• **Aim**: Compute how many lines in the entries below contain "Business", and output nothing but the number.

******

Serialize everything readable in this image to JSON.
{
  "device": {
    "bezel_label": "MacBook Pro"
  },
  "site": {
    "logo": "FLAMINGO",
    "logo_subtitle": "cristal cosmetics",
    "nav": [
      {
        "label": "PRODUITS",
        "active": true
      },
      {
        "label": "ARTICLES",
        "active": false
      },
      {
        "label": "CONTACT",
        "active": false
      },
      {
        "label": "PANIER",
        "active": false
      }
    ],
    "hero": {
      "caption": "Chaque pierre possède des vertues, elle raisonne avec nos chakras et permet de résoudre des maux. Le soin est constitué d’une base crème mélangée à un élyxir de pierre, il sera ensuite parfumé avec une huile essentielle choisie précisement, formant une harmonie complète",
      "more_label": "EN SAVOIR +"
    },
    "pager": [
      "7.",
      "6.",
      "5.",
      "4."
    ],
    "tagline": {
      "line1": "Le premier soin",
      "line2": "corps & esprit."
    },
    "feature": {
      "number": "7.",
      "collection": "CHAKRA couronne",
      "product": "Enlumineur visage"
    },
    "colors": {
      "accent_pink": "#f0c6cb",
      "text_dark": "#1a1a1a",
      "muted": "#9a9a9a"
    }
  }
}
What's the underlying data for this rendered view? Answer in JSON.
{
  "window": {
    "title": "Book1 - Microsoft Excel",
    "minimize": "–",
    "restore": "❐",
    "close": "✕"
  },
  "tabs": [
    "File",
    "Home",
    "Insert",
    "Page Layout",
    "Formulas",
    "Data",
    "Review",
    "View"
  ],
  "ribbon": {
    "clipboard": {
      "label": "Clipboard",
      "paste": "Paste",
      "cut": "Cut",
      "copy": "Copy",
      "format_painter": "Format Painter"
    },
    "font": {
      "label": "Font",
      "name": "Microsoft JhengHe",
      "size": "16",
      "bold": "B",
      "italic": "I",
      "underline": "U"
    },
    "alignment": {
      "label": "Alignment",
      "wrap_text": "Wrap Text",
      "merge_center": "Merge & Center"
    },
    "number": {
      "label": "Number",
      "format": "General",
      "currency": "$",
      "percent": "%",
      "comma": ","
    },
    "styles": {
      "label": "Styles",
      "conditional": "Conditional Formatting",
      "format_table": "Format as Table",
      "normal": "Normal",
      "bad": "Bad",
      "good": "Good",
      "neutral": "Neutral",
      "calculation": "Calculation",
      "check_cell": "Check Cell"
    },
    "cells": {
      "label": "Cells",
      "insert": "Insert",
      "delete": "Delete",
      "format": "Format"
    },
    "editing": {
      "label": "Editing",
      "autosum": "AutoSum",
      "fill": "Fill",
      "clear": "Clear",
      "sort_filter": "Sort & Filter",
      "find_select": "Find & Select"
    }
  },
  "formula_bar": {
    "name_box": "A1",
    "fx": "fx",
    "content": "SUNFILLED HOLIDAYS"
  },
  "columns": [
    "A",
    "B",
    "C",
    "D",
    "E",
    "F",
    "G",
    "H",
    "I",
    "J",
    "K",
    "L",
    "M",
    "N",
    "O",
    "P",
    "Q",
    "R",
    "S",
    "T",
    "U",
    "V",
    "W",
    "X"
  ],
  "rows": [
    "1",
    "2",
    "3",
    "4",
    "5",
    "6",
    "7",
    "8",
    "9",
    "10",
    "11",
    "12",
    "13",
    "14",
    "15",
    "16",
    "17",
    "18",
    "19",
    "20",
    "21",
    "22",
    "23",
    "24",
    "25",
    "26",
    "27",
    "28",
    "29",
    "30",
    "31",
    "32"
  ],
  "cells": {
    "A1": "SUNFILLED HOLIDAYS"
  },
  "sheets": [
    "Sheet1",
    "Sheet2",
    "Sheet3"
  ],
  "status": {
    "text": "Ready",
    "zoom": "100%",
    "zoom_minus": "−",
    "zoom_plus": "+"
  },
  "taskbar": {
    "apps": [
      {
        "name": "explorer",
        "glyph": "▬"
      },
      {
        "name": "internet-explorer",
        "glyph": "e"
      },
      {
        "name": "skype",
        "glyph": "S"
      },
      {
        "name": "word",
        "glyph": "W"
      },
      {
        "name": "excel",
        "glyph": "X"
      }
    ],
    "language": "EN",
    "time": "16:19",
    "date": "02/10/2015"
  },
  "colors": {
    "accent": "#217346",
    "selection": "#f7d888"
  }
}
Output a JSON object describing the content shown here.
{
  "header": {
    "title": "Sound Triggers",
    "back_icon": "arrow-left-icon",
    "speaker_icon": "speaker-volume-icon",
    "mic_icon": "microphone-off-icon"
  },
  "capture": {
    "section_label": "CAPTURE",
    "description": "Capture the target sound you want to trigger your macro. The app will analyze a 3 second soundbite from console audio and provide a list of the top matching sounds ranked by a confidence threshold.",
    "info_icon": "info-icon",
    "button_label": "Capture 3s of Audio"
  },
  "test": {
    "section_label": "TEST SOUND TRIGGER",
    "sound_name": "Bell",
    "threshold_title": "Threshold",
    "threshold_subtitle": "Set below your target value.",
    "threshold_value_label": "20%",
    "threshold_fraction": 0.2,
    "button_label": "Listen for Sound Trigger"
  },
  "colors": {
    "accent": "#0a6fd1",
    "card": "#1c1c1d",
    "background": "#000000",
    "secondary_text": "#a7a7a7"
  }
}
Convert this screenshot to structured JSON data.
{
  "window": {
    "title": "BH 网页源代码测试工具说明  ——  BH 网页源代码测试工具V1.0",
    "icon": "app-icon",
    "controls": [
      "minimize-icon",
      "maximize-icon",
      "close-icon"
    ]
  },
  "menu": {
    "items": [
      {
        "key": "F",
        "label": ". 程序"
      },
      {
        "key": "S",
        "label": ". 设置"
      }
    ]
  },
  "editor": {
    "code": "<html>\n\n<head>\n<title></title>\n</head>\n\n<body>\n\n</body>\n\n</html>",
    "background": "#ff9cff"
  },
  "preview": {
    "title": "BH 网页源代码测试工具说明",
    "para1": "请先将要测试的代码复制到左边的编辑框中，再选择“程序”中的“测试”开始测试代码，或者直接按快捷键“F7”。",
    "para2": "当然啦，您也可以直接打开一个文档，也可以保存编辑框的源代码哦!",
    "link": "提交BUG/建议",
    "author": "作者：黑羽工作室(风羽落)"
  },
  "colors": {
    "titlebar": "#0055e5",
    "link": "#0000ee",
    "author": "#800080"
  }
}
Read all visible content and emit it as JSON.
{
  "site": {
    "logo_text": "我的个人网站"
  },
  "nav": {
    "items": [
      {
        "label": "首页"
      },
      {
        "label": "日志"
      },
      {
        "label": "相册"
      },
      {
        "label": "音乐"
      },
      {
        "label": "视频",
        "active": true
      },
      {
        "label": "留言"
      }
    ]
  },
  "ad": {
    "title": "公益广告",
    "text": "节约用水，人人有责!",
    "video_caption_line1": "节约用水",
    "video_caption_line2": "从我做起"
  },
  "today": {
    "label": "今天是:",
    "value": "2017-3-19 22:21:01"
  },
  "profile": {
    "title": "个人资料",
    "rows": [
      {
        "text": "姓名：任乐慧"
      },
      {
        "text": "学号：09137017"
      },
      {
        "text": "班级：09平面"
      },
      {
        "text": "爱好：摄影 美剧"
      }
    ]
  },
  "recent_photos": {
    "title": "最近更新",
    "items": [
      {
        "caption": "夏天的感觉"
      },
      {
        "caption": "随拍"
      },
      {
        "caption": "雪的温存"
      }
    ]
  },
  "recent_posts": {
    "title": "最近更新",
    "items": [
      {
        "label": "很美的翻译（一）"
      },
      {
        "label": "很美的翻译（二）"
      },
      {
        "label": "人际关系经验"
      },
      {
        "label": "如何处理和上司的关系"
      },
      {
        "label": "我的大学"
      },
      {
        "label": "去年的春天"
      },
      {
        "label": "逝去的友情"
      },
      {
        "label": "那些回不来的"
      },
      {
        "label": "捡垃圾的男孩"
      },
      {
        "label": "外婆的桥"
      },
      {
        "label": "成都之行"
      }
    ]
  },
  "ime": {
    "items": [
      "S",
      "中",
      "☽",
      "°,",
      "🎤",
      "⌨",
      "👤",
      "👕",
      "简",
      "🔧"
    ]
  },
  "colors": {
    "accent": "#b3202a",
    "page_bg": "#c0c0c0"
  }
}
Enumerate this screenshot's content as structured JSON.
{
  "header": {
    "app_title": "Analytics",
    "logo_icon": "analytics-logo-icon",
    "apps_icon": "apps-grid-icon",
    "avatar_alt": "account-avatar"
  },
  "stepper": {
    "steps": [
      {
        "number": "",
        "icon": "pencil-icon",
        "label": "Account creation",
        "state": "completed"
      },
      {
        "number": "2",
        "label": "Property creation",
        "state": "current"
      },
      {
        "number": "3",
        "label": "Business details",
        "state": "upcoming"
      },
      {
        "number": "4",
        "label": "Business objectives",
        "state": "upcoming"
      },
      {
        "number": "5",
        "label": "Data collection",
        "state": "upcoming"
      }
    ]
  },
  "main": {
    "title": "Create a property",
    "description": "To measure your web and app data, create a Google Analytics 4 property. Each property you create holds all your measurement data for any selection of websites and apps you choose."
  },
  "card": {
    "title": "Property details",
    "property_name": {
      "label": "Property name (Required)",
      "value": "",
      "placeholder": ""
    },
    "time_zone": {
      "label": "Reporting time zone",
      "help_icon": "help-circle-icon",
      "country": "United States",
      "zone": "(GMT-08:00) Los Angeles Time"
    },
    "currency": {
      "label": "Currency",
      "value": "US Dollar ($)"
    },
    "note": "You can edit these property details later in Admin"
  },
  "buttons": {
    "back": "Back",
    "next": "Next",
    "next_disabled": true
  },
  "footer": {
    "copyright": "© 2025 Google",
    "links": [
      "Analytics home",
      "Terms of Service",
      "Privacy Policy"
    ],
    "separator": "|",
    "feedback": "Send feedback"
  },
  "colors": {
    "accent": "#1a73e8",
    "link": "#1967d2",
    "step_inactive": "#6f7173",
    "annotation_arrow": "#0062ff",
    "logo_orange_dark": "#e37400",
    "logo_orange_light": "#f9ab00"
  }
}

******

• **The answer**: 2